>> START

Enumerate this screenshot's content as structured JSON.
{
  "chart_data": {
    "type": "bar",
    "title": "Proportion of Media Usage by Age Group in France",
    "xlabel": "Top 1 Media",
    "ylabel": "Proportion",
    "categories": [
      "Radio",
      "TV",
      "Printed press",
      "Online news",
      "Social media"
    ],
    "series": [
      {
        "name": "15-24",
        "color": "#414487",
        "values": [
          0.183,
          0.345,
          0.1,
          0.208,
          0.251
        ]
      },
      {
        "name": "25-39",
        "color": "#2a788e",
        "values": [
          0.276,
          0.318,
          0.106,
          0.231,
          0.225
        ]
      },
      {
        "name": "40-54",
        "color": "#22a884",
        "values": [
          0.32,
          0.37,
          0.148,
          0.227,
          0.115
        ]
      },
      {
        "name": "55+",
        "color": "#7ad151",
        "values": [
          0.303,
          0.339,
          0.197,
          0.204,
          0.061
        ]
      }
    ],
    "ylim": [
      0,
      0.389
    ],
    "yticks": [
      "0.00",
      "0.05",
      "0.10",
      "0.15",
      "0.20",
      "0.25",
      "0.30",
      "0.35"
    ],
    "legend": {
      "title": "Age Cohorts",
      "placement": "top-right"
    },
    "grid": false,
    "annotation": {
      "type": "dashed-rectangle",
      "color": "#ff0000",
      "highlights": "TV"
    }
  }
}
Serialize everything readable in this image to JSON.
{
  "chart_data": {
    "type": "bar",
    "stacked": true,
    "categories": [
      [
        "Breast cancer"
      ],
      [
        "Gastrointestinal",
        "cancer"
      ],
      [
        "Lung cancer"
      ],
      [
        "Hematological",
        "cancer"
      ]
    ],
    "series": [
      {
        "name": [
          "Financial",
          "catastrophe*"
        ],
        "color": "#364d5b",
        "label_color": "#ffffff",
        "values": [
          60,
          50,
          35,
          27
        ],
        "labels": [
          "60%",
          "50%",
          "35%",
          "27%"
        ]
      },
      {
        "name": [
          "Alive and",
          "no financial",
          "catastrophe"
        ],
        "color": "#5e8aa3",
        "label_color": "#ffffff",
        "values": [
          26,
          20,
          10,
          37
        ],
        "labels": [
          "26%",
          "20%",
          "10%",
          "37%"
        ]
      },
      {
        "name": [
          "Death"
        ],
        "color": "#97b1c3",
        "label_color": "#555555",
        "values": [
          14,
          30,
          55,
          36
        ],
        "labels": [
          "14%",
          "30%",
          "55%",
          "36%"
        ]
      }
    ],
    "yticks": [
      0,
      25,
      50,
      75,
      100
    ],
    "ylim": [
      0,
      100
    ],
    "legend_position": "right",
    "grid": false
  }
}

>> END

• [Instructions for the task]:
Recopy the whole listing exactly.

• [Answer to this task]:
Enumerate this screenshot's content as structured JSON.
{
  "chart_data": {
    "type": "bar",
    "title": "Proportion of Media Usage by Age Group in France",
    "xlabel": "Top 1 Media",
    "ylabel": "Proportion",
    "categories": [
      "Radio",
      "TV",
      "Printed press",
      "Online news",
      "Social media"
    ],
    "series": [
      {
        "name": "15-24",
        "color": "#414487",
        "values": [
          0.183,
          0.345,
          0.1,
          0.208,
          0.251
        ]
      },
      {
        "name": "25-39",
        "color": "#2a788e",
        "values": [
          0.276,
          0.318,
          0.106,
          0.231,
          0.225
        ]
      },
      {
        "name": "40-54",
        "color": "#22a884",
        "values": [
          0.32,
          0.37,
          0.148,
          0.227,
          0.115
        ]
      },
      {
        "name": "55+",
        "color": "#7ad151",
        "values": [
          0.303,
          0.339,
          0.197,
          0.204,
          0.061
        ]
      }
    ],
    "ylim": [
      0,
      0.389
    ],
    "yticks": [
      "0.00",
      "0.05",
      "0.10",
      "0.15",
      "0.20",
      "0.25",
      "0.30",
      "0.35"
    ],
    "legend": {
      "title": "Age Cohorts",
      "placement": "top-right"
    },
    "grid": false,
    "annotation": {
      "type": "dashed-rectangle",
      "color": "#ff0000",
      "highlights": "TV"
    }
  }
}
Serialize everything readable in this image to JSON.
{
  "chart_data": {
    "type": "bar",
    "stacked": true,
    "categories": [
      [
        "Breast cancer"
      ],
      [
        "Gastrointestinal",
        "cancer"
      ],
      [
        "Lung cancer"
      ],
      [
        "Hematological",
        "cancer"
      ]
    ],
    "series": [
      {
        "name": [
          "Financial",
          "catastrophe*"
        ],
        "color": "#364d5b",
        "label_color": "#ffffff",
        "values": [
          60,
          50,
          35,
          27
        ],
        "labels": [
          "60%",
          "50%",
          "35%",
          "27%"
        ]
      },
      {
        "name": [
          "Alive and",
          "no financial",
          "catastrophe"
        ],
        "color": "#5e8aa3",
        "label_color": "#ffffff",
        "values": [
          26,
          20,
          10,
          37
        ],
        "labels": [
          "26%",
          "20%",
          "10%",
          "37%"
        ]
      },
      {
        "name": [
          "Death"
        ],
        "color": "#97b1c3",
        "label_color": "#555555",
        "values": [
          14,
          30,
          55,
          36
        ],
        "labels": [
          "14%",
          "30%",
          "55%",
          "36%"
        ]
      }
    ],
    "yticks": [
      0,
      25,
      50,
      75,
      100
    ],
    "ylim": [
      0,
      100
    ],
    "legend_position": "right",
    "grid": false
  }
}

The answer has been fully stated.